[BEGIN]

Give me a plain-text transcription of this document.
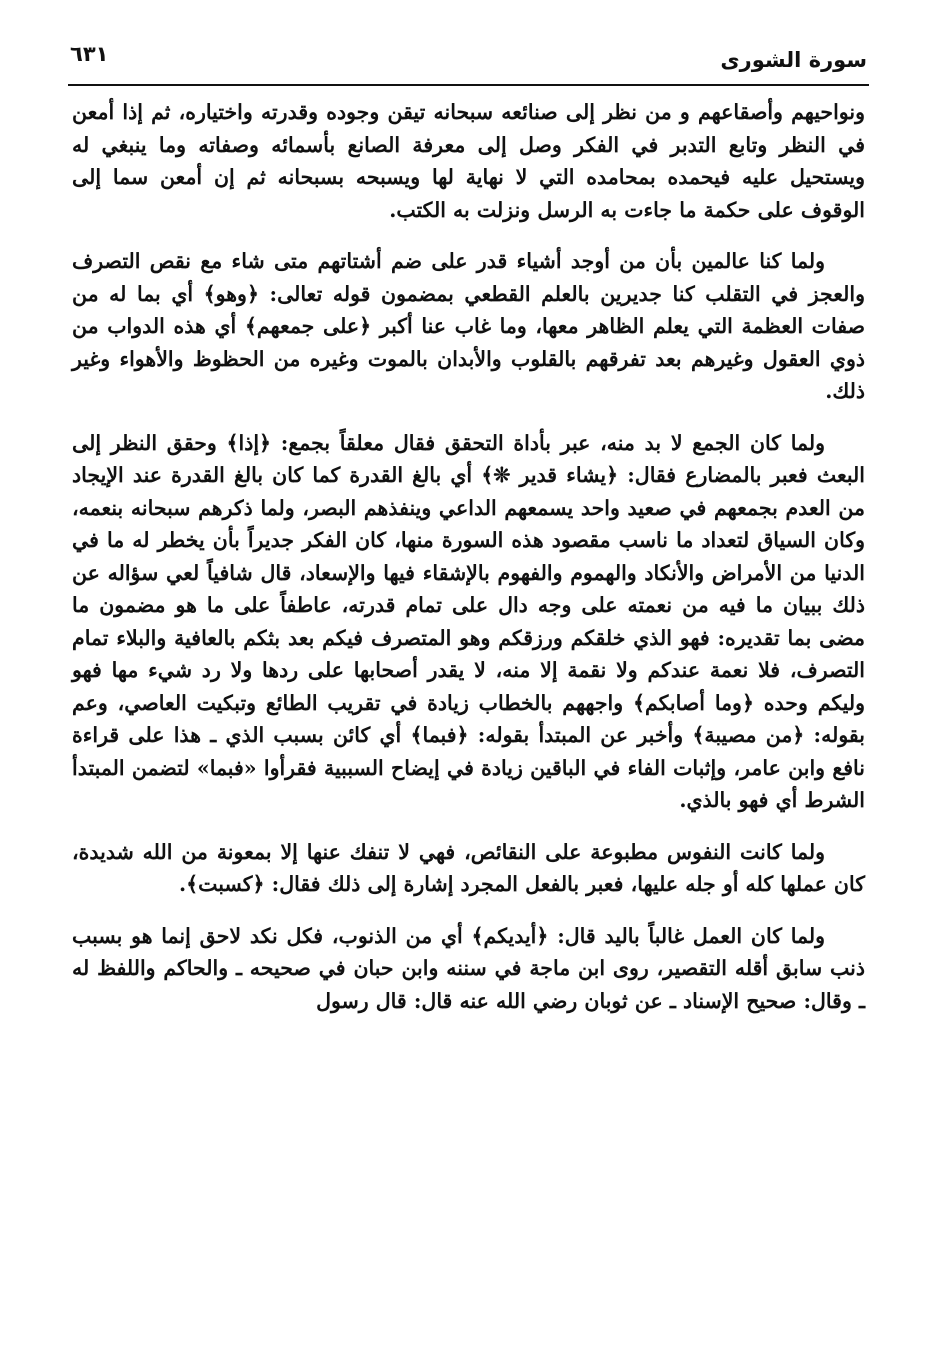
سورة الشورى
٦٣١

ونواحيهم وأصقاعهم و من نظر إلى صنائعه سبحانه تيقن وجوده وقدرته واختياره، ثم إذا أمعن في النظر وتابع التدبر في الفكر وصل إلى معرفة الصانع بأسمائه وصفاته وما ينبغي له ويستحيل عليه فيحمده بمحامده التي لا نهاية لها ويسبحه بسبحانه ثم إن أمعن سما إلى الوقوف على حكمة ما جاءت به الرسل ونزلت به الكتب.

ولما كنا عالمين بأن من أوجد أشياء قدر على ضم أشتاتهم متى شاء مع نقص التصرف والعجز في التقلب كنا جديرين بالعلم القطعي بمضمون قوله تعالى: ﴿وهو﴾ أي بما له من صفات العظمة التي يعلم الظاهر معها، وما غاب عنا أكبر ﴿على جمعهم﴾ أي هذه الدواب من ذوي العقول وغيرهم بعد تفرقهم بالقلوب والأبدان بالموت وغيره من الحظوظ والأهواء وغير ذلك.

ولما كان الجمع لا بد منه، عبر بأداة التحقق فقال معلقاً بجمع: ﴿إذا﴾ وحقق النظر إلى البعث فعبر بالمضارع فقال: ﴿يشاء قدير ❊﴾ أي بالغ القدرة كما كان بالغ القدرة عند الإيجاد من العدم بجمعهم في صعيد واحد يسمعهم الداعي وينفذهم البصر، ولما ذكرهم سبحانه بنعمه، وكان السياق لتعداد ما ناسب مقصود هذه السورة منها، كان الفكر جديراً بأن يخطر له ما في الدنيا من الأمراض والأنكاد والهموم والفهوم بالإشقاء فيها والإسعاد، قال شافياً لعي سؤاله عن ذلك ببيان ما فيه من نعمته على وجه دال على تمام قدرته، عاطفاً على ما هو مضمون ما مضى بما تقديره: فهو الذي خلقكم ورزقكم وهو المتصرف فيكم بعد بثكم بالعافية والبلاء تمام التصرف، فلا نعمة عندكم ولا نقمة إلا منه، لا يقدر أصحابها على ردها ولا رد شيء مها فهو وليكم وحده ﴿وما أصابكم﴾ واجههم بالخطاب زيادة في تقريب الطائع وتبكيت العاصي، وعم بقوله: ﴿من مصيبة﴾ وأخبر عن المبتدأ بقوله: ﴿فبما﴾ أي كائن بسبب الذي ـ هذا على قراءة نافع وابن عامر، وإثبات الفاء في الباقين زيادة في إيضاح السببية فقرأوا «فبما» لتضمن المبتدأ الشرط أي فهو بالذي.

ولما كانت النفوس مطبوعة على النقائص، فهي لا تنفك عنها إلا بمعونة من الله شديدة، كان عملها كله أو جله عليها، فعبر بالفعل المجرد إشارة إلى ذلك فقال: ﴿كسبت﴾.

ولما كان العمل غالباً باليد قال: ﴿أيديكم﴾ أي من الذنوب، فكل نكد لاحق إنما هو بسبب ذنب سابق أقله التقصير، روى ابن ماجة في سننه وابن حبان في صحيحه ـ والحاكم واللفظ له ـ وقال: صحيح الإسناد ـ عن ثوبان رضي الله عنه قال: قال رسول
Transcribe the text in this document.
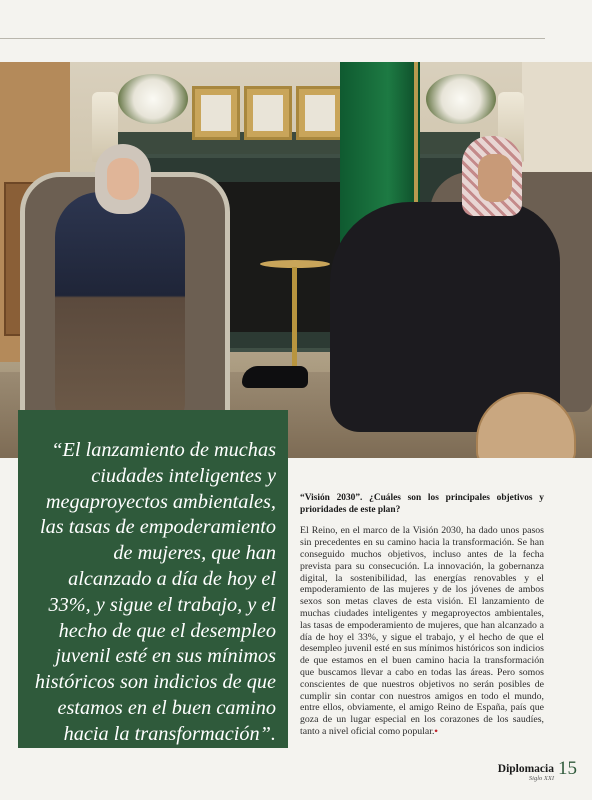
“El lanzamiento de muchas ciudades inteligentes y megaproyectos ambientales, las tasas de empoderamiento de mujeres, que han alcanzado a día de hoy el 33%, y sigue el trabajo, y el hecho de que el desempleo juvenil esté en sus mínimos históricos son indicios de que estamos en el buen camino hacia la transformación”.

“Visión 2030”. ¿Cuáles son los principales objetivos y prioridades de este plan?

El Reino, en el marco de la Visión 2030, ha dado unos pasos sin precedentes en su camino hacia la transformación. Se han conseguido muchos objetivos, incluso antes de la fecha prevista para su consecución. La innovación, la gobernanza digital, la sostenibilidad, las energías renovables y el empoderamiento de las mujeres y de los jóvenes de ambos sexos son metas claves de esta visión. El lanzamiento de muchas ciudades inteligentes y megaproyectos ambientales, las tasas de empoderamiento de mujeres, que han alcanzado a día de hoy el 33%, y sigue el trabajo, y el hecho de que el desempleo juvenil esté en sus mínimos históricos son indicios de que estamos en el buen camino hacia la transformación que buscamos llevar a cabo en todas las áreas. Pero somos conscientes de que nuestros objetivos no serán posibles de cumplir sin contar con nuestros amigos en todo el mundo, entre ellos, obviamente, el amigo Reino de España, país que goza de un lugar especial en los corazones de los saudíes, tanto a nivel oficial como popular.•

Diplomacia
Siglo XXI 15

[END]

- [What you will do]:
In the records above, how many lines hold the string "mujeres"? Reply with only the number.

- [Full output]:
2